Written task =
Rename "data-point" to "plot-marker" throughout the records below and give them again with nothing else changed, leaving out the pictures.

Supplied records =
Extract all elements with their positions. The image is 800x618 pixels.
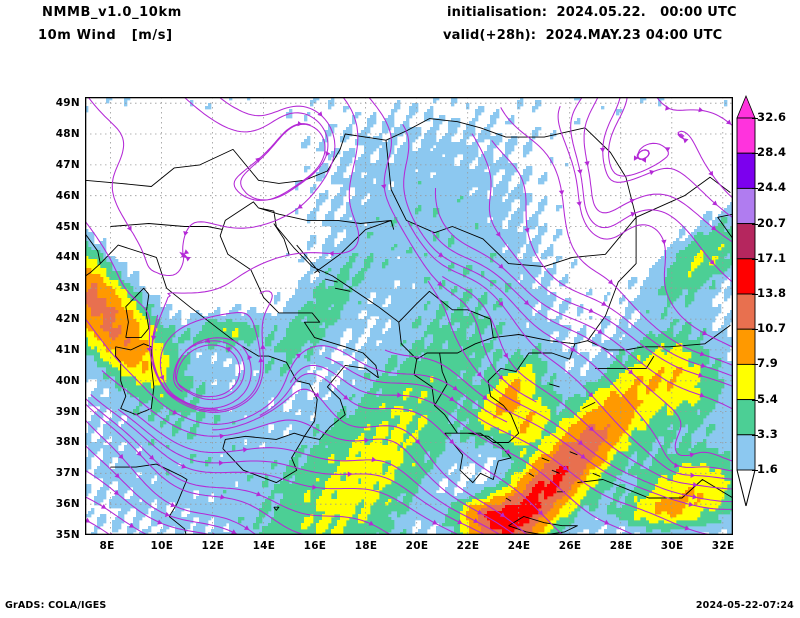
y-tick-42N: 42N — [55, 313, 80, 326]
colorbar-tick-mark — [752, 223, 758, 225]
colorbar-tick-24.4: 24.4 — [757, 180, 787, 195]
colorbar — [736, 94, 756, 535]
colorbar-tick-mark — [752, 153, 758, 155]
y-tick-37N: 37N — [55, 467, 80, 480]
colorbar-tick-32.6: 32.6 — [757, 110, 787, 124]
x-tick-14E: 14E — [252, 540, 276, 552]
wind-map-plot — [85, 97, 733, 535]
valid-time: valid(+28h): 2024.MAY.23 04:00 UTC — [443, 28, 723, 43]
colorbar-tick-5.4: 5.4 — [757, 391, 778, 406]
x-tick-32E: 32E — [711, 540, 735, 552]
model-title: NMMB_v1.0_10km — [42, 5, 182, 20]
y-tick-38N: 38N — [55, 436, 80, 449]
colorbar-tick-mark — [752, 434, 758, 436]
y-tick-47N: 47N — [55, 158, 80, 171]
x-tick-22E: 22E — [456, 540, 480, 552]
colorbar-tick-mark — [752, 470, 758, 471]
colorbar-tick-3.3: 3.3 — [757, 426, 778, 441]
y-tick-46N: 46N — [55, 189, 80, 202]
y-tick-45N: 45N — [55, 220, 80, 233]
y-tick-43N: 43N — [55, 282, 80, 295]
x-tick-12E: 12E — [201, 540, 225, 552]
coastlines — [85, 118, 733, 535]
y-tick-35N: 35N — [55, 529, 80, 541]
colorbar-tick-17.1: 17.1 — [757, 250, 787, 265]
x-tick-18E: 18E — [354, 540, 378, 552]
wind-streamlines — [85, 97, 733, 535]
colorbar-tick-7.9: 7.9 — [757, 356, 778, 371]
x-tick-26E: 26E — [558, 540, 582, 552]
colorbar-tick-10.7: 10.7 — [757, 321, 787, 336]
colorbar-tick-mark — [752, 258, 758, 260]
colorbar-tick-mark — [752, 399, 758, 401]
wind-speed-shading — [85, 97, 733, 535]
colorbar-tick-mark — [752, 188, 758, 190]
x-tick-10E: 10E — [150, 540, 174, 552]
x-tick-24E: 24E — [507, 540, 531, 552]
colorbar-tick-mark — [752, 294, 758, 295]
y-tick-49N: 49N — [55, 97, 80, 110]
credit-label: GrADS: COLA/IGES — [5, 600, 107, 611]
x-tick-8E: 8E — [99, 540, 115, 552]
colorbar-tick-mark — [752, 329, 758, 331]
colorbar-tick-1.6: 1.6 — [757, 462, 778, 476]
colorbar-tick-13.8: 13.8 — [757, 286, 787, 300]
field-title: 10m Wind [m/s] — [38, 28, 173, 43]
colorbar-tick-mark — [752, 364, 758, 366]
colorbar-tick-28.4: 28.4 — [757, 145, 787, 160]
y-tick-44N: 44N — [55, 251, 80, 264]
colorbar-tick-20.7: 20.7 — [757, 215, 787, 230]
x-tick-16E: 16E — [303, 540, 327, 552]
x-tick-20E: 20E — [405, 540, 429, 552]
y-tick-48N: 48N — [55, 128, 80, 140]
y-tick-39N: 39N — [55, 405, 80, 418]
y-tick-36N: 36N — [55, 498, 80, 511]
generation-timestamp: 2024-05-22-07:24 — [695, 600, 794, 611]
y-tick-41N: 41N — [55, 343, 80, 356]
colorbar-tick-mark — [752, 118, 758, 119]
initialisation-time: initialisation: 2024.05.22. 00:00 UTC — [447, 5, 737, 20]
x-tick-28E: 28E — [609, 540, 633, 552]
y-tick-40N: 40N — [55, 374, 80, 387]
x-tick-30E: 30E — [660, 540, 684, 552]
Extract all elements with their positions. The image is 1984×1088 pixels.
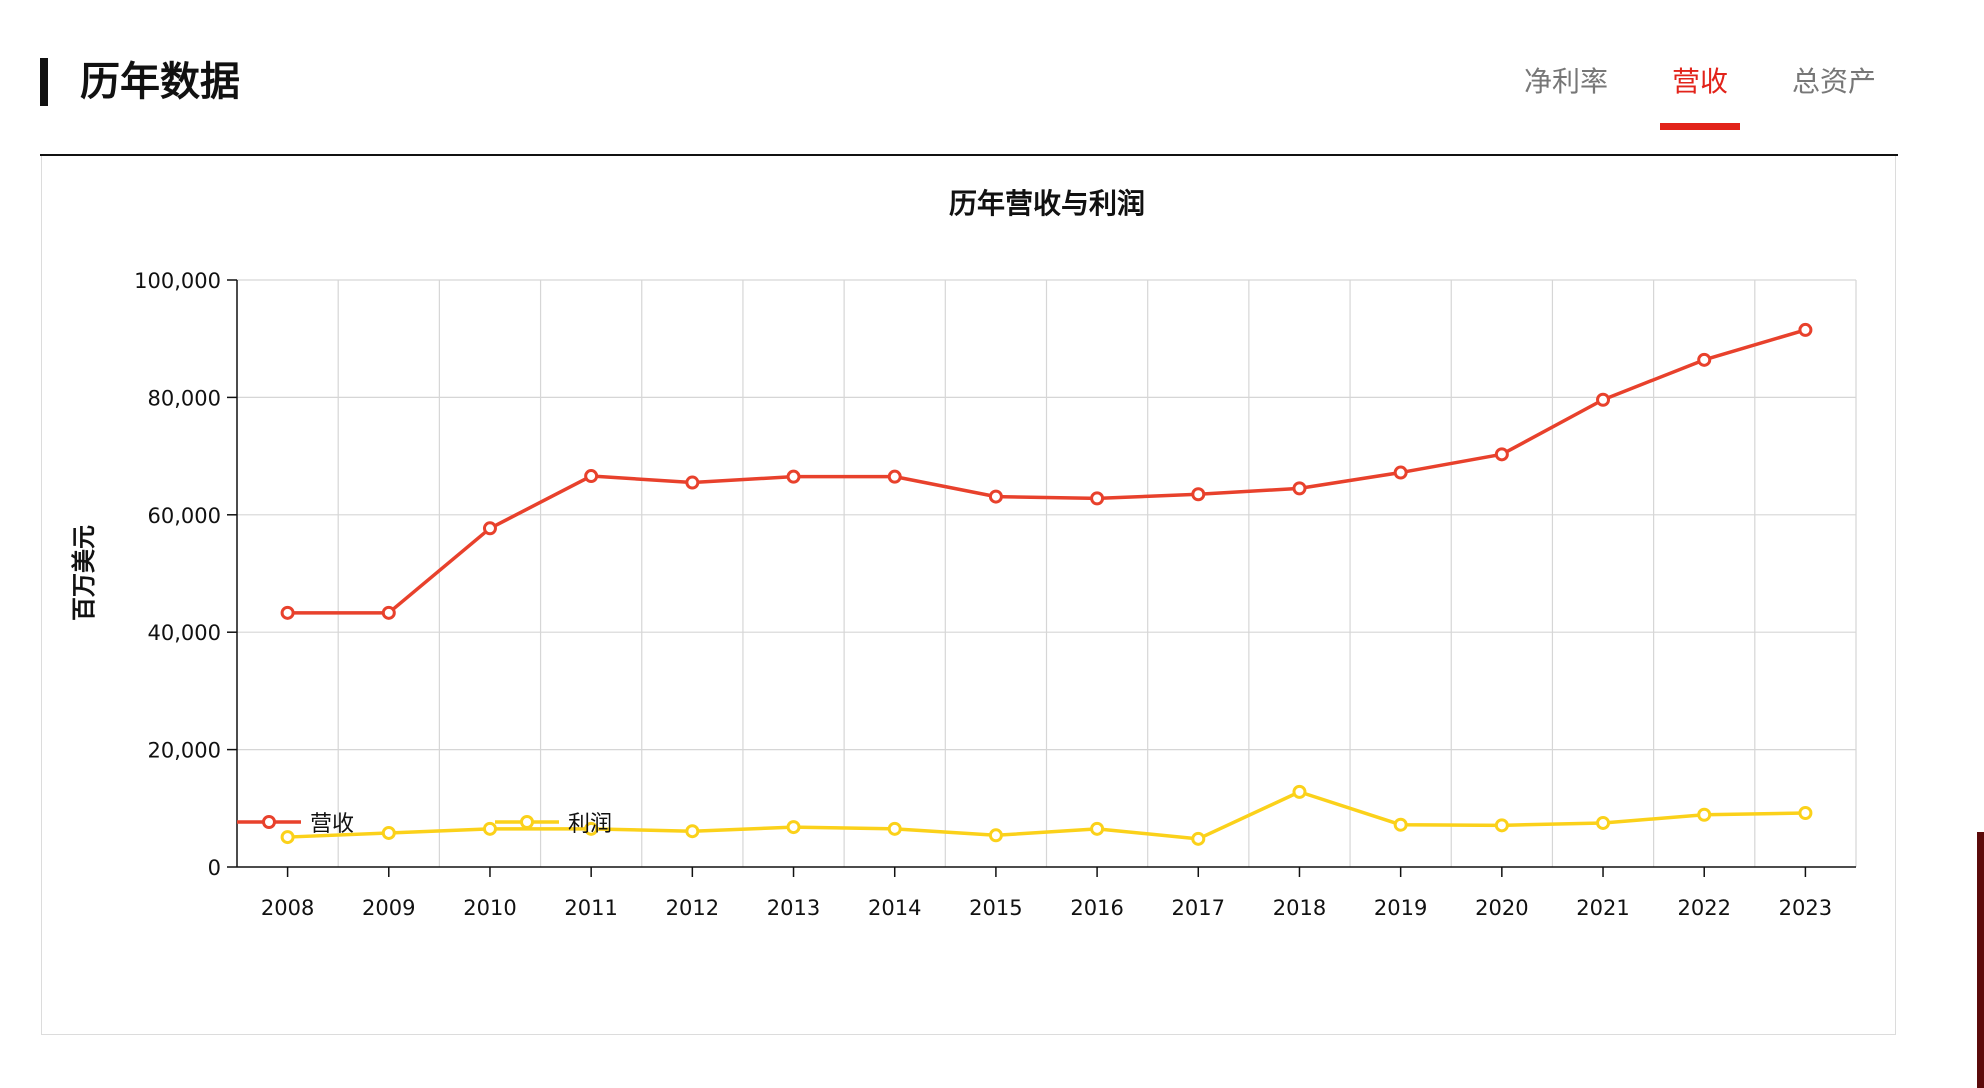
page-title: 历年数据 <box>80 59 240 105</box>
side-edge-strip <box>1977 832 1984 1088</box>
data-point <box>1494 447 1509 462</box>
series-line-revenue <box>287 328 1806 615</box>
x-tick-label: 2013 <box>767 896 820 920</box>
data-point <box>1090 821 1105 836</box>
y-tick-label: 20,000 <box>148 739 221 763</box>
header-divider <box>40 154 1898 156</box>
data-point <box>1798 805 1813 820</box>
legend-swatch-marker <box>262 815 276 829</box>
x-tick-label: 2009 <box>362 896 415 920</box>
y-tick-label: 80,000 <box>148 386 221 410</box>
data-point <box>1697 352 1712 367</box>
x-tick-label: 2017 <box>1172 896 1225 920</box>
x-tick-label: 2016 <box>1070 896 1123 920</box>
data-point <box>1292 481 1307 496</box>
line-chart: 0 20,000 40,000 60,000 80,000 100,000 2008 2009… <box>70 187 1857 920</box>
x-tick-label: 2018 <box>1273 896 1326 920</box>
data-point <box>1191 831 1206 846</box>
chart-container: 0 20,000 40,000 60,000 80,000 100,000 2008 2009… <box>41 156 1896 1035</box>
data-point <box>280 830 295 845</box>
data-point <box>1697 807 1712 822</box>
data-point <box>1191 487 1206 502</box>
data-point <box>482 521 497 536</box>
data-point <box>685 824 700 839</box>
data-point <box>482 821 497 836</box>
data-point <box>1798 322 1813 337</box>
x-tick-label: 2014 <box>868 896 921 920</box>
x-tick-label: 2008 <box>261 896 314 920</box>
title-accent-bar <box>40 58 48 106</box>
data-point <box>381 825 396 840</box>
data-point <box>1596 815 1611 830</box>
data-point <box>988 489 1003 504</box>
x-tick-label: 2020 <box>1475 896 1528 920</box>
data-point <box>1393 465 1408 480</box>
data-point <box>685 475 700 490</box>
x-tick-label: 2015 <box>969 896 1022 920</box>
data-point <box>1090 491 1105 506</box>
x-tick-label: 2012 <box>666 896 719 920</box>
legend-label: 利润 <box>568 812 612 837</box>
y-tick-label: 60,000 <box>148 504 221 528</box>
series-line-profit <box>287 790 1806 841</box>
x-tick-label: 2022 <box>1677 896 1730 920</box>
tab-net-margin[interactable]: 净利率 <box>1523 65 1608 98</box>
chart-title: 历年营收与利润 <box>949 187 1145 220</box>
legend-swatch-marker <box>520 815 534 829</box>
data-point <box>280 605 295 620</box>
data-point <box>584 469 599 484</box>
data-point <box>584 821 599 836</box>
y-tick-label: 100,000 <box>134 269 221 293</box>
x-tick-label: 2010 <box>463 896 516 920</box>
x-tick-label: 2011 <box>564 896 617 920</box>
data-point <box>381 605 396 620</box>
data-point <box>988 828 1003 843</box>
data-point <box>1596 392 1611 407</box>
data-point <box>887 469 902 484</box>
data-point <box>786 820 801 835</box>
tab-revenue[interactable]: 营收 <box>1650 52 1750 130</box>
metric-tabs: 净利率 营收 总资产 <box>1482 52 1898 130</box>
section-header: 历年数据 净利率 营收 总资产 <box>40 52 1898 156</box>
y-tick-label: 40,000 <box>148 621 221 645</box>
x-tick-label: 2021 <box>1576 896 1629 920</box>
data-point <box>1292 784 1307 799</box>
data-point <box>1393 817 1408 832</box>
data-point <box>1494 818 1509 833</box>
tab-total-assets[interactable]: 总资产 <box>1791 65 1876 98</box>
data-point <box>786 469 801 484</box>
y-tick-label: 0 <box>208 856 221 880</box>
x-tick-label: 2023 <box>1779 896 1832 920</box>
x-tick-label: 2019 <box>1374 896 1427 920</box>
data-point <box>887 821 902 836</box>
legend-label: 营收 <box>310 812 354 837</box>
y-axis-label: 百万美元 <box>70 525 98 621</box>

Response to the task =
Extract all elements with their positions. The image is 800x618 pixels.
y-tick-42N: 42N — [55, 313, 80, 326]
colorbar-tick-mark — [752, 223, 758, 225]
colorbar-tick-24.4: 24.4 — [757, 180, 787, 195]
colorbar — [736, 94, 756, 535]
colorbar-tick-mark — [752, 153, 758, 155]
y-tick-37N: 37N — [55, 467, 80, 480]
colorbar-tick-32.6: 32.6 — [757, 110, 787, 124]
x-tick-14E: 14E — [252, 540, 276, 552]
wind-map-plot — [85, 97, 733, 535]
valid-time: valid(+28h): 2024.MAY.23 04:00 UTC — [443, 28, 723, 43]
colorbar-tick-5.4: 5.4 — [757, 391, 778, 406]
x-tick-32E: 32E — [711, 540, 735, 552]
model-title: NMMB_v1.0_10km — [42, 5, 182, 20]
y-tick-38N: 38N — [55, 436, 80, 449]
colorbar-tick-mark — [752, 434, 758, 436]
y-tick-47N: 47N — [55, 158, 80, 171]
x-tick-22E: 22E — [456, 540, 480, 552]
colorbar-tick-mark — [752, 470, 758, 471]
colorbar-tick-3.3: 3.3 — [757, 426, 778, 441]
y-tick-46N: 46N — [55, 189, 80, 202]
y-tick-45N: 45N — [55, 220, 80, 233]
y-tick-43N: 43N — [55, 282, 80, 295]
x-tick-12E: 12E — [201, 540, 225, 552]
coastlines — [85, 118, 733, 535]
y-tick-35N: 35N — [55, 529, 80, 541]
colorbar-tick-17.1: 17.1 — [757, 250, 787, 265]
x-tick-18E: 18E — [354, 540, 378, 552]
wind-streamlines — [85, 97, 733, 535]
colorbar-tick-7.9: 7.9 — [757, 356, 778, 371]
x-tick-26E: 26E — [558, 540, 582, 552]
colorbar-tick-10.7: 10.7 — [757, 321, 787, 336]
colorbar-tick-mark — [752, 258, 758, 260]
colorbar-tick-mark — [752, 399, 758, 401]
wind-speed-shading — [85, 97, 733, 535]
colorbar-tick-mark — [752, 188, 758, 190]
x-tick-10E: 10E — [150, 540, 174, 552]
x-tick-24E: 24E — [507, 540, 531, 552]
colorbar-tick-mark — [752, 294, 758, 295]
y-tick-49N: 49N — [55, 97, 80, 110]
credit-label: GrADS: COLA/IGES — [5, 600, 107, 611]
x-tick-8E: 8E — [99, 540, 115, 552]
colorbar-tick-mark — [752, 329, 758, 331]
colorbar-tick-1.6: 1.6 — [757, 462, 778, 476]
colorbar-tick-13.8: 13.8 — [757, 286, 787, 300]
field-title: 10m Wind [m/s] — [38, 28, 173, 43]
colorbar-tick-mark — [752, 364, 758, 366]
colorbar-tick-28.4: 28.4 — [757, 145, 787, 160]
y-tick-44N: 44N — [55, 251, 80, 264]
colorbar-tick-20.7: 20.7 — [757, 215, 787, 230]
x-tick-16E: 16E — [303, 540, 327, 552]
x-tick-20E: 20E — [405, 540, 429, 552]
y-tick-48N: 48N — [55, 128, 80, 140]
y-tick-39N: 39N — [55, 405, 80, 418]
y-tick-36N: 36N — [55, 498, 80, 511]
generation-timestamp: 2024-05-22-07:24 — [695, 600, 794, 611]
y-tick-41N: 41N — [55, 343, 80, 356]
colorbar-tick-mark — [752, 118, 758, 119]
initialisation-time: initialisation: 2024.05.22. 00:00 UTC — [447, 5, 737, 20]
x-tick-28E: 28E — [609, 540, 633, 552]
y-tick-40N: 40N — [55, 374, 80, 387]
x-tick-30E: 30E — [660, 540, 684, 552]
Extract all elements with their positions. The image is 1984×1088 pixels.
page-title: 历年数据 <box>80 59 240 105</box>
side-edge-strip <box>1977 832 1984 1088</box>
plot-marker <box>1494 447 1509 462</box>
series-line-revenue <box>287 328 1806 615</box>
x-tick-label: 2013 <box>767 896 820 920</box>
plot-marker <box>1090 821 1105 836</box>
y-tick-label: 20,000 <box>148 739 221 763</box>
header-divider <box>40 154 1898 156</box>
plot-marker <box>1798 805 1813 820</box>
legend-swatch-marker <box>262 815 276 829</box>
x-tick-label: 2009 <box>362 896 415 920</box>
y-tick-label: 80,000 <box>148 386 221 410</box>
plot-marker <box>1697 352 1712 367</box>
x-tick-label: 2017 <box>1172 896 1225 920</box>
x-tick-label: 2016 <box>1070 896 1123 920</box>
plot-marker <box>1292 481 1307 496</box>
line-chart: 0 20,000 40,000 60,000 80,000 100,000 2008 2009… <box>70 187 1857 920</box>
x-tick-label: 2018 <box>1273 896 1326 920</box>
plot-marker <box>1191 831 1206 846</box>
chart-container: 0 20,000 40,000 60,000 80,000 100,000 2008 2009… <box>41 156 1896 1035</box>
plot-marker <box>280 830 295 845</box>
plot-marker <box>1697 807 1712 822</box>
plot-marker <box>1191 487 1206 502</box>
plot-marker <box>482 521 497 536</box>
plot-marker <box>685 824 700 839</box>
plot-marker <box>482 821 497 836</box>
plot-marker <box>1798 322 1813 337</box>
x-tick-label: 2014 <box>868 896 921 920</box>
x-tick-label: 2008 <box>261 896 314 920</box>
title-accent-bar <box>40 58 48 106</box>
plot-marker <box>381 825 396 840</box>
plot-marker <box>1596 815 1611 830</box>
plot-marker <box>988 489 1003 504</box>
x-tick-label: 2020 <box>1475 896 1528 920</box>
plot-marker <box>1393 465 1408 480</box>
plot-marker <box>685 475 700 490</box>
x-tick-label: 2015 <box>969 896 1022 920</box>
plot-marker <box>1090 491 1105 506</box>
x-tick-label: 2012 <box>666 896 719 920</box>
legend-label: 利润 <box>568 812 612 837</box>
y-tick-label: 60,000 <box>148 504 221 528</box>
series-line-profit <box>287 790 1806 841</box>
x-tick-label: 2022 <box>1677 896 1730 920</box>
tab-net-margin[interactable]: 净利率 <box>1523 65 1608 98</box>
chart-title: 历年营收与利润 <box>949 187 1145 220</box>
legend-swatch-marker <box>520 815 534 829</box>
plot-marker <box>280 605 295 620</box>
plot-marker <box>584 469 599 484</box>
plot-marker <box>584 821 599 836</box>
y-tick-label: 100,000 <box>134 269 221 293</box>
x-tick-label: 2010 <box>463 896 516 920</box>
x-tick-label: 2011 <box>564 896 617 920</box>
plot-marker <box>381 605 396 620</box>
plot-marker <box>988 828 1003 843</box>
plot-marker <box>1596 392 1611 407</box>
plot-marker <box>887 469 902 484</box>
plot-marker <box>786 820 801 835</box>
tab-revenue[interactable]: 营收 <box>1650 52 1750 130</box>
metric-tabs: 净利率 营收 总资产 <box>1482 52 1898 130</box>
section-header: 历年数据 净利率 营收 总资产 <box>40 52 1898 156</box>
y-tick-label: 40,000 <box>148 621 221 645</box>
x-tick-label: 2021 <box>1576 896 1629 920</box>
plot-marker <box>1292 784 1307 799</box>
plot-marker <box>1393 817 1408 832</box>
plot-marker <box>1494 818 1509 833</box>
tab-total-assets[interactable]: 总资产 <box>1791 65 1876 98</box>
plot-marker <box>786 469 801 484</box>
y-tick-label: 0 <box>208 856 221 880</box>
x-tick-label: 2023 <box>1779 896 1832 920</box>
x-tick-label: 2019 <box>1374 896 1427 920</box>
plot-marker <box>887 821 902 836</box>
legend-label: 营收 <box>310 812 354 837</box>
y-axis-label: 百万美元 <box>70 525 98 621</box>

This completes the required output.